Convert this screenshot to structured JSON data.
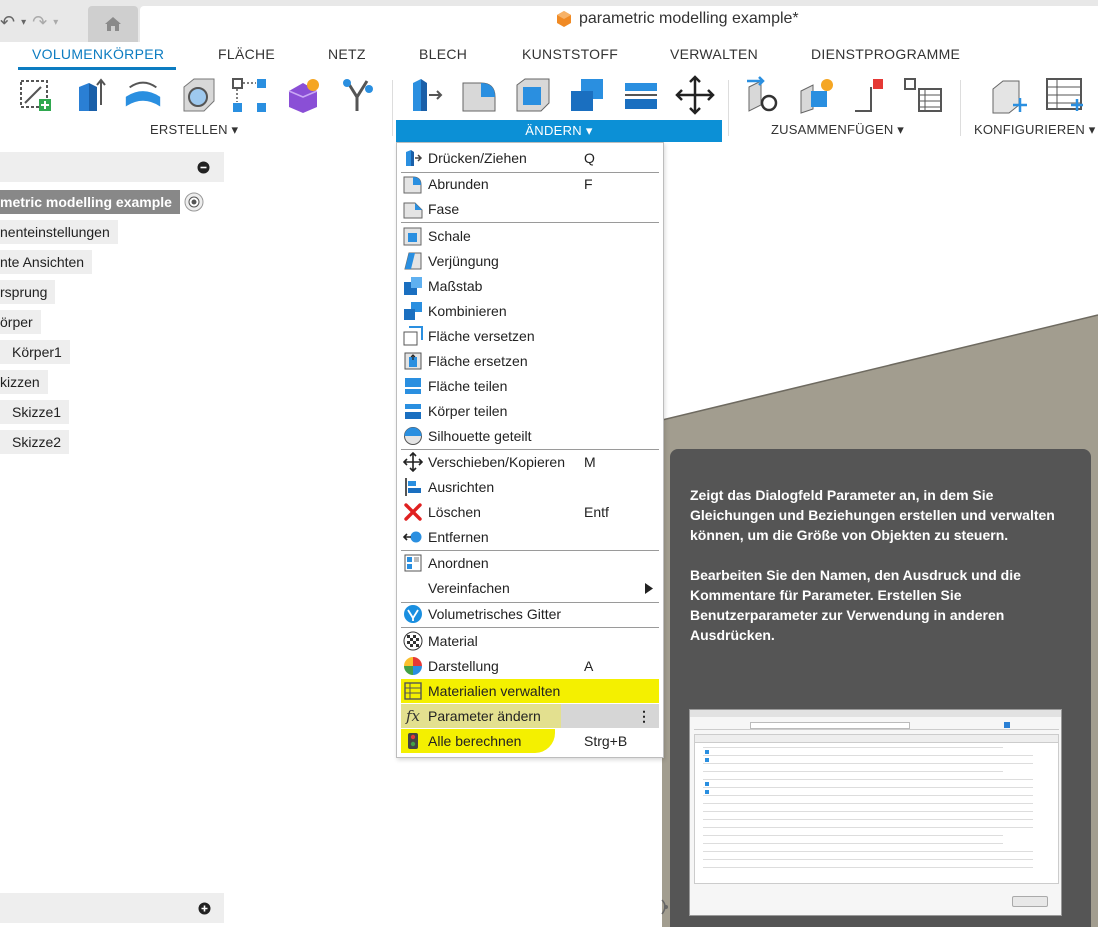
{
  "title_bar": {
    "document_title": "parametric modelling example*"
  },
  "ribbon": {
    "tabs": [
      "VOLUMENKÖRPER",
      "FLÄCHE",
      "NETZ",
      "BLECH",
      "KUNSTSTOFF",
      "VERWALTEN",
      "DIENSTPROGRAMME"
    ],
    "active_tab": "VOLUMENKÖRPER",
    "groups": {
      "erstellen": "ERSTELLEN ▾",
      "aendern": "ÄNDERN ▾",
      "zusammenfuegen": "ZUSAMMENFÜGEN ▾",
      "konfigurieren": "KONFIGURIEREN ▾"
    }
  },
  "browser": {
    "items": [
      "metric modelling example",
      "nenteinstellungen",
      "nte Ansichten",
      "rsprung",
      "örper",
      "Körper1",
      "kizzen",
      "Skizze1",
      "Skizze2"
    ]
  },
  "menu": {
    "items": [
      {
        "label": "Drücken/Ziehen",
        "shortcut": "Q",
        "icon": "press-pull-icon"
      },
      {
        "label": "Abrunden",
        "shortcut": "F",
        "icon": "fillet-icon"
      },
      {
        "label": "Fase",
        "shortcut": "",
        "icon": "chamfer-icon"
      },
      {
        "label": "Schale",
        "shortcut": "",
        "icon": "shell-icon"
      },
      {
        "label": "Verjüngung",
        "shortcut": "",
        "icon": "draft-icon"
      },
      {
        "label": "Maßstab",
        "shortcut": "",
        "icon": "scale-icon"
      },
      {
        "label": "Kombinieren",
        "shortcut": "",
        "icon": "combine-icon"
      },
      {
        "label": "Fläche versetzen",
        "shortcut": "",
        "icon": "offset-face-icon"
      },
      {
        "label": "Fläche ersetzen",
        "shortcut": "",
        "icon": "replace-face-icon"
      },
      {
        "label": "Fläche teilen",
        "shortcut": "",
        "icon": "split-face-icon"
      },
      {
        "label": "Körper teilen",
        "shortcut": "",
        "icon": "split-body-icon"
      },
      {
        "label": "Silhouette geteilt",
        "shortcut": "",
        "icon": "silhouette-split-icon"
      },
      {
        "label": "Verschieben/Kopieren",
        "shortcut": "M",
        "icon": "move-icon"
      },
      {
        "label": "Ausrichten",
        "shortcut": "",
        "icon": "align-icon"
      },
      {
        "label": "Löschen",
        "shortcut": "Entf",
        "icon": "delete-icon"
      },
      {
        "label": "Entfernen",
        "shortcut": "",
        "icon": "remove-icon"
      },
      {
        "label": "Anordnen",
        "shortcut": "",
        "icon": "arrange-icon"
      },
      {
        "label": "Vereinfachen",
        "shortcut": "",
        "icon": "submenu-arrow-icon"
      },
      {
        "label": "Volumetrisches Gitter",
        "shortcut": "",
        "icon": "volumetric-lattice-icon"
      },
      {
        "label": "Material",
        "shortcut": "",
        "icon": "material-icon"
      },
      {
        "label": "Darstellung",
        "shortcut": "A",
        "icon": "appearance-icon"
      },
      {
        "label": "Materialien verwalten",
        "shortcut": "",
        "icon": "manage-materials-icon"
      },
      {
        "label": "Parameter ändern",
        "shortcut": "",
        "icon": "fx-icon"
      },
      {
        "label": "Alle berechnen",
        "shortcut": "Strg+B",
        "icon": "compute-all-icon"
      }
    ]
  },
  "tooltip": {
    "paragraph1": "Zeigt das Dialogfeld Parameter an, in dem Sie Gleichungen und Beziehungen erstellen und verwalten können, um die Größe von Objekten zu steuern.",
    "paragraph2": "Bearbeiten Sie den Namen, den Ausdruck und die Kommentare für Parameter. Erstellen Sie Benutzerparameter zur Verwendung in anderen Ausdrücken."
  },
  "colors": {
    "accent_blue": "#0c7cc1",
    "highlight_yellow": "#f4f000",
    "tooltip_bg": "#555555"
  }
}
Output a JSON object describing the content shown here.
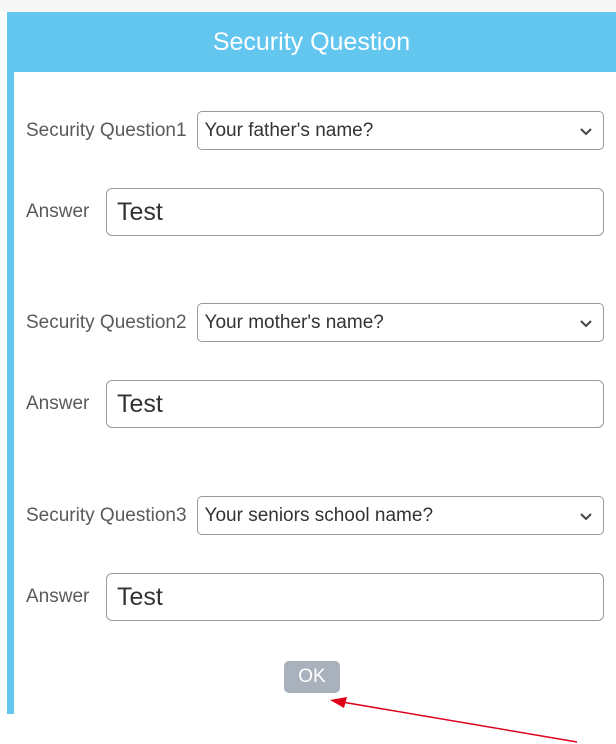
{
  "dialog": {
    "title": "Security Question",
    "questions": [
      {
        "label": "Security Question1",
        "selected": "Your father's name?",
        "answer_label": "Answer",
        "answer": "Test"
      },
      {
        "label": "Security Question2",
        "selected": "Your mother's name?",
        "answer_label": "Answer",
        "answer": "Test"
      },
      {
        "label": "Security Question3",
        "selected": "Your seniors school name?",
        "answer_label": "Answer",
        "answer": "Test"
      }
    ],
    "ok_label": "OK"
  },
  "colors": {
    "header": "#62c6ef",
    "ok_button": "#a9b1bd",
    "annotation_arrow": "#e0001b"
  },
  "icons": {
    "dropdown": "chevron-down-icon",
    "annotation": "red-arrow-icon"
  }
}
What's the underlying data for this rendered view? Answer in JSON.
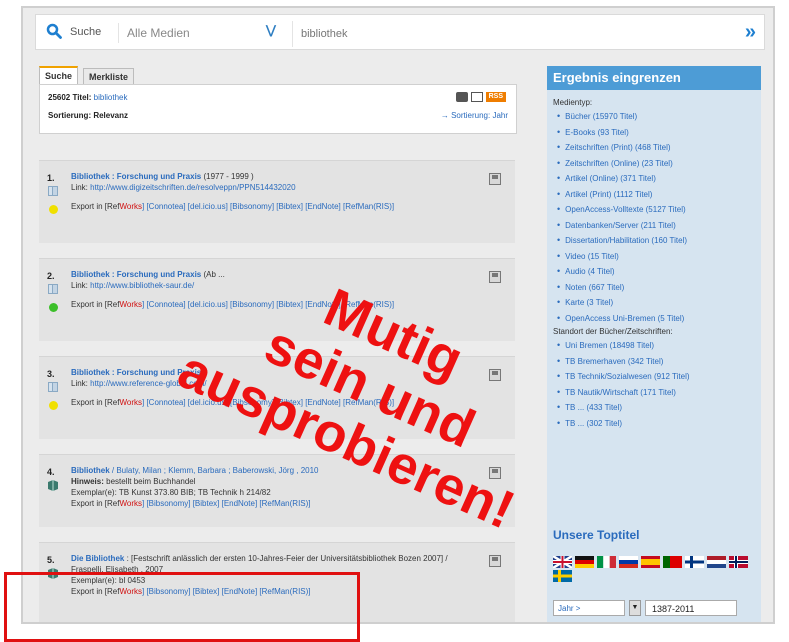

▶ _TASK DIRECTIONS_
Check each line above for the string "Parameter" and show the ones that have it.

▶ _EXERCISE RESULT_
        "label": "Parameter ändern",
    "paragraph1": "Zeigt das Dialogfeld Parameter an, in dem Sie Gleichungen und Beziehungen erstellen und verwalten können, um die Größe von Objekten zu steuern.",
    "paragraph2": "Bearbeiten Sie den Namen, den Ausdruck und die Kommentare für Parameter. Erstellen Sie Benutzerparameter zur Verwendung in anderen Ausdrücken."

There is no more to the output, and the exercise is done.